__REQUEST__
Transcribe the records below exactly.

(Stored data)
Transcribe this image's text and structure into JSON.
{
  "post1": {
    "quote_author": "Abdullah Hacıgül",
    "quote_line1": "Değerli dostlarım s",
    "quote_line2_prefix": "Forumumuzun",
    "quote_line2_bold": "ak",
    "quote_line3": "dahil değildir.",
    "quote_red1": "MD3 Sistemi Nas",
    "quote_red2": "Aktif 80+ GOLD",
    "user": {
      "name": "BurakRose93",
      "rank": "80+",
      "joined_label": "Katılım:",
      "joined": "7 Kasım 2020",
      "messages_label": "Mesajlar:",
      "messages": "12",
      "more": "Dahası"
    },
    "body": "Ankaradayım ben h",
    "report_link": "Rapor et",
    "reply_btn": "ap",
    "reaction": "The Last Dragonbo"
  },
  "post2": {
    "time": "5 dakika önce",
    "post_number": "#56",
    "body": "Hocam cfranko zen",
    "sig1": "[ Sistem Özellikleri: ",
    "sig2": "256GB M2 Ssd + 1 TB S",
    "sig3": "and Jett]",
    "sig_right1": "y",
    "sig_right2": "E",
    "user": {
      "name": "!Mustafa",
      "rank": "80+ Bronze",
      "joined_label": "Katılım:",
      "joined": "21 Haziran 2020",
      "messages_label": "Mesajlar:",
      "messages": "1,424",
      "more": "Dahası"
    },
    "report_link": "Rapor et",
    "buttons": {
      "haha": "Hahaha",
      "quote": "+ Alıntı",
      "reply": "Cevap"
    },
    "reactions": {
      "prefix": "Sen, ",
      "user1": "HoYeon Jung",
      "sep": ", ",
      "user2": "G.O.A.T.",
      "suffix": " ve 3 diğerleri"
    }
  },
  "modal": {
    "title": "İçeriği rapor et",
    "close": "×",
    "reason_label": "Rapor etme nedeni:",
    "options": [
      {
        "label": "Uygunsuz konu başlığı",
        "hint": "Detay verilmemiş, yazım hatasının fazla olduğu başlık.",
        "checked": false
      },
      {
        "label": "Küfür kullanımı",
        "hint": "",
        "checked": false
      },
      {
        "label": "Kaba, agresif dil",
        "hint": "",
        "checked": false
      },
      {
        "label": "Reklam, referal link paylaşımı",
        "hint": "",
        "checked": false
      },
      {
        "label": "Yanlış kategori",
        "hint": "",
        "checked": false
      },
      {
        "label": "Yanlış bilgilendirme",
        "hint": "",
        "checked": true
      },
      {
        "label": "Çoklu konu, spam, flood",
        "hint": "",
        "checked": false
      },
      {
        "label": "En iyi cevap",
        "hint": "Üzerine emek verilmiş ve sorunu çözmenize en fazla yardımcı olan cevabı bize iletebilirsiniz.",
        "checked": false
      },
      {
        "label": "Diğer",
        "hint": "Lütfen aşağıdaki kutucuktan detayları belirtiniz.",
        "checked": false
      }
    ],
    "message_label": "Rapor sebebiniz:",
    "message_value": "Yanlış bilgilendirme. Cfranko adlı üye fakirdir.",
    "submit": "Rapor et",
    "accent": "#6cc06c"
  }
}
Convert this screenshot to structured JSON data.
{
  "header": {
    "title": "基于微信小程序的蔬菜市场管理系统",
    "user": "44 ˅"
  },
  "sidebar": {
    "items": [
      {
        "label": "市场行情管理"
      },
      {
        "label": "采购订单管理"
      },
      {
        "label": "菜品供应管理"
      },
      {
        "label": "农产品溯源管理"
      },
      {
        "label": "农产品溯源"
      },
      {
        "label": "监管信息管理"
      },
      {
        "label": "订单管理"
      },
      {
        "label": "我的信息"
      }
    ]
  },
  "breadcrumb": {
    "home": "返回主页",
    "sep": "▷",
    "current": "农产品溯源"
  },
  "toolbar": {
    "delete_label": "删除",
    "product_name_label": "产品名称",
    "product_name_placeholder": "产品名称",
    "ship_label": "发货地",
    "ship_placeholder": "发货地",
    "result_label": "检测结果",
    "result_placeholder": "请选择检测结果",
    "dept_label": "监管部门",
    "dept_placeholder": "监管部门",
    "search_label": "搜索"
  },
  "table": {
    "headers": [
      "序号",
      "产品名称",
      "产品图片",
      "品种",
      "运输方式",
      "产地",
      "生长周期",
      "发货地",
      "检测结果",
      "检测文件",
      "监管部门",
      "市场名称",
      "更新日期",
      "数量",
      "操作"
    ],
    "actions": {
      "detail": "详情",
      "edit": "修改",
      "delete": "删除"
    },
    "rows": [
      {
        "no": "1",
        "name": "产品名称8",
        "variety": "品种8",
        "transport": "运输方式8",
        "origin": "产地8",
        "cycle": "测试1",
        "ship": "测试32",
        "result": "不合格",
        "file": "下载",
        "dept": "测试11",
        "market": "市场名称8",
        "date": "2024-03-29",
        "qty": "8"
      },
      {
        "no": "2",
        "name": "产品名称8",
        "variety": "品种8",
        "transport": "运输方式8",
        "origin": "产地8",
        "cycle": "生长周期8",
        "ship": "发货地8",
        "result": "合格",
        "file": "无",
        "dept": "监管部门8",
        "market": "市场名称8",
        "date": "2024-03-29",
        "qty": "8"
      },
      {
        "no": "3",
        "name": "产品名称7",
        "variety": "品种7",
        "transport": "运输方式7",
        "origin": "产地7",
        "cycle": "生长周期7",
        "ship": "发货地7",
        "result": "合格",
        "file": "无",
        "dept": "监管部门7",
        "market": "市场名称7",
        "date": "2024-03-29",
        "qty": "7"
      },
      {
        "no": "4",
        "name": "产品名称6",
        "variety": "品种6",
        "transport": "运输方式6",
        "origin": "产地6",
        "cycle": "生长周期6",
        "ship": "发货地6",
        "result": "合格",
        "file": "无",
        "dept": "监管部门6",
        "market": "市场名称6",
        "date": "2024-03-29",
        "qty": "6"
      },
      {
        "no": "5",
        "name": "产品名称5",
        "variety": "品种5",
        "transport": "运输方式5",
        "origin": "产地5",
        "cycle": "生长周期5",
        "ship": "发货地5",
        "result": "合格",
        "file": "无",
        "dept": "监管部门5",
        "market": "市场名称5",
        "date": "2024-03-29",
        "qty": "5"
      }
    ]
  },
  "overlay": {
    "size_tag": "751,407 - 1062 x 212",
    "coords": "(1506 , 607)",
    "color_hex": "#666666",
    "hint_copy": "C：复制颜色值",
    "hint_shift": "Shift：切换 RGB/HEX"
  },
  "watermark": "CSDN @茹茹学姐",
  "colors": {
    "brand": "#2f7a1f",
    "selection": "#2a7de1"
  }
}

__FULL RESPONSE__
Transcribe this image's text and structure into JSON.
{
  "post1": {
    "quote_author": "Abdullah Hacıgül",
    "quote_line1": "Değerli dostlarım s",
    "quote_line2_prefix": "Forumumuzun",
    "quote_line2_bold": "ak",
    "quote_line3": "dahil değildir.",
    "quote_red1": "MD3 Sistemi Nas",
    "quote_red2": "Aktif 80+ GOLD",
    "user": {
      "name": "BurakRose93",
      "rank": "80+",
      "joined_label": "Katılım:",
      "joined": "7 Kasım 2020",
      "messages_label": "Mesajlar:",
      "messages": "12",
      "more": "Dahası"
    },
    "body": "Ankaradayım ben h",
    "report_link": "Rapor et",
    "reply_btn": "ap",
    "reaction": "The Last Dragonbo"
  },
  "post2": {
    "time": "5 dakika önce",
    "post_number": "#56",
    "body": "Hocam cfranko zen",
    "sig1": "[ Sistem Özellikleri: ",
    "sig2": "256GB M2 Ssd + 1 TB S",
    "sig3": "and Jett]",
    "sig_right1": "y",
    "sig_right2": "E",
    "user": {
      "name": "!Mustafa",
      "rank": "80+ Bronze",
      "joined_label": "Katılım:",
      "joined": "21 Haziran 2020",
      "messages_label": "Mesajlar:",
      "messages": "1,424",
      "more": "Dahası"
    },
    "report_link": "Rapor et",
    "buttons": {
      "haha": "Hahaha",
      "quote": "+ Alıntı",
      "reply": "Cevap"
    },
    "reactions": {
      "prefix": "Sen, ",
      "user1": "HoYeon Jung",
      "sep": ", ",
      "user2": "G.O.A.T.",
      "suffix": " ve 3 diğerleri"
    }
  },
  "modal": {
    "title": "İçeriği rapor et",
    "close": "×",
    "reason_label": "Rapor etme nedeni:",
    "options": [
      {
        "label": "Uygunsuz konu başlığı",
        "hint": "Detay verilmemiş, yazım hatasının fazla olduğu başlık.",
        "checked": false
      },
      {
        "label": "Küfür kullanımı",
        "hint": "",
        "checked": false
      },
      {
        "label": "Kaba, agresif dil",
        "hint": "",
        "checked": false
      },
      {
        "label": "Reklam, referal link paylaşımı",
        "hint": "",
        "checked": false
      },
      {
        "label": "Yanlış kategori",
        "hint": "",
        "checked": false
      },
      {
        "label": "Yanlış bilgilendirme",
        "hint": "",
        "checked": true
      },
      {
        "label": "Çoklu konu, spam, flood",
        "hint": "",
        "checked": false
      },
      {
        "label": "En iyi cevap",
        "hint": "Üzerine emek verilmiş ve sorunu çözmenize en fazla yardımcı olan cevabı bize iletebilirsiniz.",
        "checked": false
      },
      {
        "label": "Diğer",
        "hint": "Lütfen aşağıdaki kutucuktan detayları belirtiniz.",
        "checked": false
      }
    ],
    "message_label": "Rapor sebebiniz:",
    "message_value": "Yanlış bilgilendirme. Cfranko adlı üye fakirdir.",
    "submit": "Rapor et",
    "accent": "#6cc06c"
  }
}
Convert this screenshot to structured JSON data.
{
  "header": {
    "title": "基于微信小程序的蔬菜市场管理系统",
    "user": "44 ˅"
  },
  "sidebar": {
    "items": [
      {
        "label": "市场行情管理"
      },
      {
        "label": "采购订单管理"
      },
      {
        "label": "菜品供应管理"
      },
      {
        "label": "农产品溯源管理"
      },
      {
        "label": "农产品溯源"
      },
      {
        "label": "监管信息管理"
      },
      {
        "label": "订单管理"
      },
      {
        "label": "我的信息"
      }
    ]
  },
  "breadcrumb": {
    "home": "返回主页",
    "sep": "▷",
    "current": "农产品溯源"
  },
  "toolbar": {
    "delete_label": "删除",
    "product_name_label": "产品名称",
    "product_name_placeholder": "产品名称",
    "ship_label": "发货地",
    "ship_placeholder": "发货地",
    "result_label": "检测结果",
    "result_placeholder": "请选择检测结果",
    "dept_label": "监管部门",
    "dept_placeholder": "监管部门",
    "search_label": "搜索"
  },
  "table": {
    "headers": [
      "序号",
      "产品名称",
      "产品图片",
      "品种",
      "运输方式",
      "产地",
      "生长周期",
      "发货地",
      "检测结果",
      "检测文件",
      "监管部门",
      "市场名称",
      "更新日期",
      "数量",
      "操作"
    ],
    "actions": {
      "detail": "详情",
      "edit": "修改",
      "delete": "删除"
    },
    "rows": [
      {
        "no": "1",
        "name": "产品名称8",
        "variety": "品种8",
        "transport": "运输方式8",
        "origin": "产地8",
        "cycle": "测试1",
        "ship": "测试32",
        "result": "不合格",
        "file": "下载",
        "dept": "测试11",
        "market": "市场名称8",
        "date": "2024-03-29",
        "qty": "8"
      },
      {
        "no": "2",
        "name": "产品名称8",
        "variety": "品种8",
        "transport": "运输方式8",
        "origin": "产地8",
        "cycle": "生长周期8",
        "ship": "发货地8",
        "result": "合格",
        "file": "无",
        "dept": "监管部门8",
        "market": "市场名称8",
        "date": "2024-03-29",
        "qty": "8"
      },
      {
        "no": "3",
        "name": "产品名称7",
        "variety": "品种7",
        "transport": "运输方式7",
        "origin": "产地7",
        "cycle": "生长周期7",
        "ship": "发货地7",
        "result": "合格",
        "file": "无",
        "dept": "监管部门7",
        "market": "市场名称7",
        "date": "2024-03-29",
        "qty": "7"
      },
      {
        "no": "4",
        "name": "产品名称6",
        "variety": "品种6",
        "transport": "运输方式6",
        "origin": "产地6",
        "cycle": "生长周期6",
        "ship": "发货地6",
        "result": "合格",
        "file": "无",
        "dept": "监管部门6",
        "market": "市场名称6",
        "date": "2024-03-29",
        "qty": "6"
      },
      {
        "no": "5",
        "name": "产品名称5",
        "variety": "品种5",
        "transport": "运输方式5",
        "origin": "产地5",
        "cycle": "生长周期5",
        "ship": "发货地5",
        "result": "合格",
        "file": "无",
        "dept": "监管部门5",
        "market": "市场名称5",
        "date": "2024-03-29",
        "qty": "5"
      }
    ]
  },
  "overlay": {
    "size_tag": "751,407 - 1062 x 212",
    "coords": "(1506 , 607)",
    "color_hex": "#666666",
    "hint_copy": "C：复制颜色值",
    "hint_shift": "Shift：切换 RGB/HEX"
  },
  "watermark": "CSDN @茹茹学姐",
  "colors": {
    "brand": "#2f7a1f",
    "selection": "#2a7de1"
  }
}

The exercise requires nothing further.